» EXERCISE INSTRUCTIONS:
1. In the essay about Sandy the cat, rewrite the passage from "I said no to" up to and including "deep, familiar fear.", changing "motorcycle" to "scooter".
2. Name every kitten born under the family room couch in the essay about Sandy the cat.
3. Carry on writing the essay about Sandy the cat, starting after its final sentence.

SELECTED EXTRACT section start

The love that wasn't enough (yet)

We adored that cat. The kids talked to her sweetly. We fed her like clockwork, let her out to play, welcomed her back in. And still—she watched us with fear in her eyes. She wouldn't rub against us, wouldn't be held, and vanished the second a visitor knocked.

Then, to my chagrin (she was barely more than a kitten herself, and I hadn't yet learned to get her spayed in time), Sandy turned up pregnant. We didn't even realize until right before, one afternoon, we heard tiny mewing and discovered Tailey, Sassy, Drake, Starburst, and Saphira had been born under our family room couch.

I'll be honest: I half-hoped that becoming a mama, and watching how tenderly we cared for her babies, would finally melt Sandy's fear. It didn't. She loved her kittens fiercely and kept her distance from us all the same. We found wonderful homes for every one of them.

And here's the part I didn't understand back then: love, all by itself, on my timeline, was never going to be enough. Sandy didn't need more proof that we were good to her. She needed time. She needed the same safe, gentle, utterly predictable kindness, repeated day after day after day, long past the point where I thought she should have come around—until, somewhere deep in her little body, the fear finally started to loosen its grip.

So that's what we gave her. More patience. More consistency. More quiet, undemanding presence. Months of it.

And then one ordinary day, out of nowhere, Sandy walked up, pressed her sweet little face against mine, and asked—asked—to be held. I was so stunned I actually grabbed my camera. The fear in her eyes was simply... gone. Our skittish little hood-cat had become a lap cat. It hadn't happened in a lightning bolt. It had happened the way trust always rebuilds: slowly, safely, and on her timeline, not mine.

The scared little kitten in me

This morning, folding laundry, I did a quiet check-in on where I actually am these days. And of everything I could have related to, the one that landed was this: I am that scared little kitten.

I said no to a trip to the Grand Canyon recently. I still haven't dared ride our new motorcycle—even though my ninety-one-year-old grandmother has (she's a legend, and I am mildly humiliated). Yesterday, reaching for comfort, I paused long enough to actually feel what was underneath, and there it was: fear. Old, deep, familiar fear.

Years ago, someone who cared about me looked at me with tears in her eyes and gently said something I've never forgotten—that there are wounds the spirit carries long after the mind has tried to move on. I didn't fully understand it then. I do now.

SELECTED EXTRACT section end
INFORMATION PROVIDED section start

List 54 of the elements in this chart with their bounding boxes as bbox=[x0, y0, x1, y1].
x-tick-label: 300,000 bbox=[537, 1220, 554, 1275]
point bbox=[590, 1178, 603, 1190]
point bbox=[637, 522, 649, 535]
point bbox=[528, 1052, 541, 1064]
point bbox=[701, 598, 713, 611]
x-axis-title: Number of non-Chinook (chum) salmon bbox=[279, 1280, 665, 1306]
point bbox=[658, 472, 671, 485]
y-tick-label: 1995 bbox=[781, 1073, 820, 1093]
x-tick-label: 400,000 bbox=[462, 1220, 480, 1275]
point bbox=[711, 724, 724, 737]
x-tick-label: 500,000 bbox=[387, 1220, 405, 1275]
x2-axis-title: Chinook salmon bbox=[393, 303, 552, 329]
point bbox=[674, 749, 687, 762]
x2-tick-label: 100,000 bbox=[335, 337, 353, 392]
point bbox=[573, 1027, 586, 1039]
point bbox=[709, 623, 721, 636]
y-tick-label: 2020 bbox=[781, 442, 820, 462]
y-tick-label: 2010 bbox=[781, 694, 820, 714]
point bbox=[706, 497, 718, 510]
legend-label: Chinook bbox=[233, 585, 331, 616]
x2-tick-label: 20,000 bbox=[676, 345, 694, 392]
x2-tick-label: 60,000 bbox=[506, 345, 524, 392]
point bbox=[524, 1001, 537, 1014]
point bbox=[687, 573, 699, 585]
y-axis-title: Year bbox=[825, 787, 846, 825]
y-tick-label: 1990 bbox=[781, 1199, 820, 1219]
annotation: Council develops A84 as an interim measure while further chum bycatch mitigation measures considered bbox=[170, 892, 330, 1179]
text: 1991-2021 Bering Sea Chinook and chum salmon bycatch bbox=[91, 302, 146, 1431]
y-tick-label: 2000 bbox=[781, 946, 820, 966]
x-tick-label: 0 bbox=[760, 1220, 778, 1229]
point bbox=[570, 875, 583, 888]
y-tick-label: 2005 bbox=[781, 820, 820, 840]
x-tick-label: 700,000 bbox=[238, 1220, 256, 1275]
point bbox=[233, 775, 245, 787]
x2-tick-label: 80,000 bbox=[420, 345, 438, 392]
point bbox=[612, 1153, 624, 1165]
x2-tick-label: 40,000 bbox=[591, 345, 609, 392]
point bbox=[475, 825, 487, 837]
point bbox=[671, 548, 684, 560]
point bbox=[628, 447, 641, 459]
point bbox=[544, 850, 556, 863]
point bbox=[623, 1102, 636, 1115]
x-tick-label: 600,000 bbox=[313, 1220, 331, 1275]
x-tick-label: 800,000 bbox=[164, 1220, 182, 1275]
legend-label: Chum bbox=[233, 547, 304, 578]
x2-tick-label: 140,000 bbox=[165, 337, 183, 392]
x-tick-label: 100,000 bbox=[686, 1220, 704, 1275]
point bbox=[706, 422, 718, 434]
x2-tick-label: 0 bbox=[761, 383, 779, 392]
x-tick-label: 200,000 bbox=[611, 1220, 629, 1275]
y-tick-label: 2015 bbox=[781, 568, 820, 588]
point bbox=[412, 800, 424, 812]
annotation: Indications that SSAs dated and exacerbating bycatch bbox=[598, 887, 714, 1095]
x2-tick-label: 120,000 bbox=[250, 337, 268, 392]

INFORMATION PROVIDED section end

» ANSWERS IN ORDER:
1.
I said no to a trip to the Grand Canyon recently. I still haven't dared ride our new scooter—even though my ninety-one-year-old grandmother has (she's a legend, and I am mildly humiliated). Yesterday, reaching for comfort, I paused long enough to actually feel what was underneath, and there it was: fear. Old, deep, familiar fear.

2. Tailey, Sassy, Drake, Starburst, Saphira

3.
Sandy never sat through a single counseling session to process how she ended up so afraid. She healed the only way she could: through time, safety, and patient love. I'm doing my healing a little differently—I'm in counseling right now, and talking things through is helping me more than I can say. But she reminded me of something I needed this morning: I have to be as patient and gentle with myself as we were with her. My trust is going to come back slowly, safely, on its own timeline. And that's okay.

Be gentle with the frightened ones

So this is my little Christmas offering to you. If there's a scared, skittish, guarded creature in your life—two-legged or four—love them anyway, and love them slowly. Don't rush their trust or take their distance personally. Keep being safe and steady and kind long past the point it feels like it's working. That patient, unglamorous, day-after-day love is exactly the thing that heals.

And if the frightened one is you—if you're the one flinching at the knock, saying no to the adventure, guarding the last soft place in your heart—then hear me: you are not broken. You're healing. Give yourself the same gentle, patient, predictable kindness you'd give a rescued kitten. Trust comes back. It really does.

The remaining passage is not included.